On 4/25/2011 1:37 PM, Roy Mendelssohn wrote:
yes, internal compression. All the files were made from netcdf3 files using
NCO with the options:
ncks -4 -L 1
The results so far show a decrease in file size from 40% of original to 1/100
th of the original file size. If the internally compressed data requests are
cached differently than request to netcdf3 files, we want to take that into
account when we do the tests, so that we do not just see the affect of
differential cacheing.
When we have done tests on just local files, the reads where about 8 times
slower from a compressed file. But Rich Signell has found that the combination
of serialization/bandwidth is the bottleneck, and you hardly notice the
difference in a remote access situation. That is what we want to find out,
because we run on very little money and with compression as mentioned above our
RAIDS would go a lot farther, as long the hit to the access time is not too
great.
Thanks,
-Roy
in netcdf4/hdf5, compression is tied to the chunking. Each chunk is
individually compressed, and must be completely decompressed to retrieve
even one value from that chunk. So the trick is to make your chunks
correspond to your "common cases" of data access. If thats possible, you
should find that compressed access is faster than non-compressed access,
because IO is smaller. but it will be highly dependent on that.

## Challenges
- A) Answer these questions from the thread on netCDF compression:
(i) Which NCO command and options were used to convert the files?
(ii) In the tests on local files only, how much slower were reads from a compressed file?
(iii) In netcdf4/hdf5, what is compression tied to?
- B) From the thread on netCDF compression, reproduce word for word the part that opens with the words "On 4/25/2011 1:37" and closes with "differential cacheing.".

## Given material
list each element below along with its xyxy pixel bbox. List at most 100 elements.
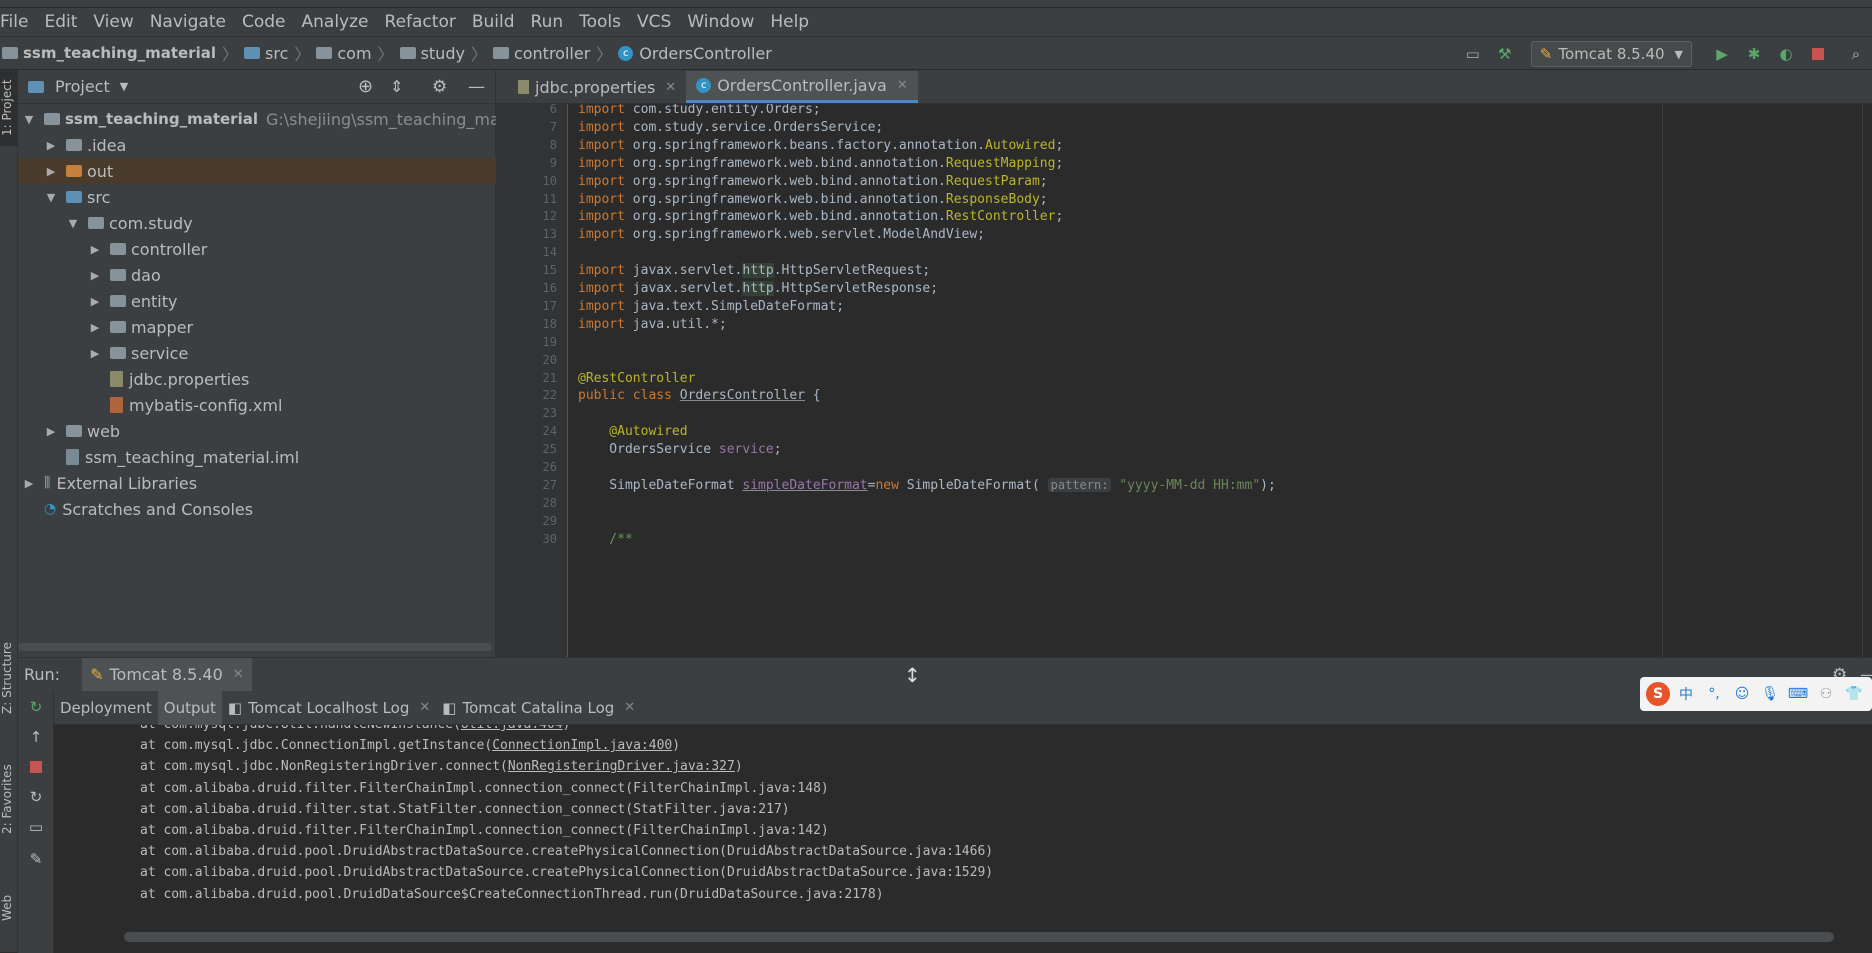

## Response list
- A)
(i) ncks -4 -L 1
(ii) About 8 times slower
(iii) The chunking

- B)
On 4/25/2011 1:37 PM, Roy Mendelssohn wrote:
yes, internal compression. All the files were made from netcdf3 files using
NCO with the options:
ncks -4 -L 1
The results so far show a decrease in file size from 40% of original to 1/100
th of the original file size. If the internally compressed data requests are
cached differently than request to netcdf3 files, we want to take that into
account when we do the tests, so that we do not just see the affect of
differential cacheing.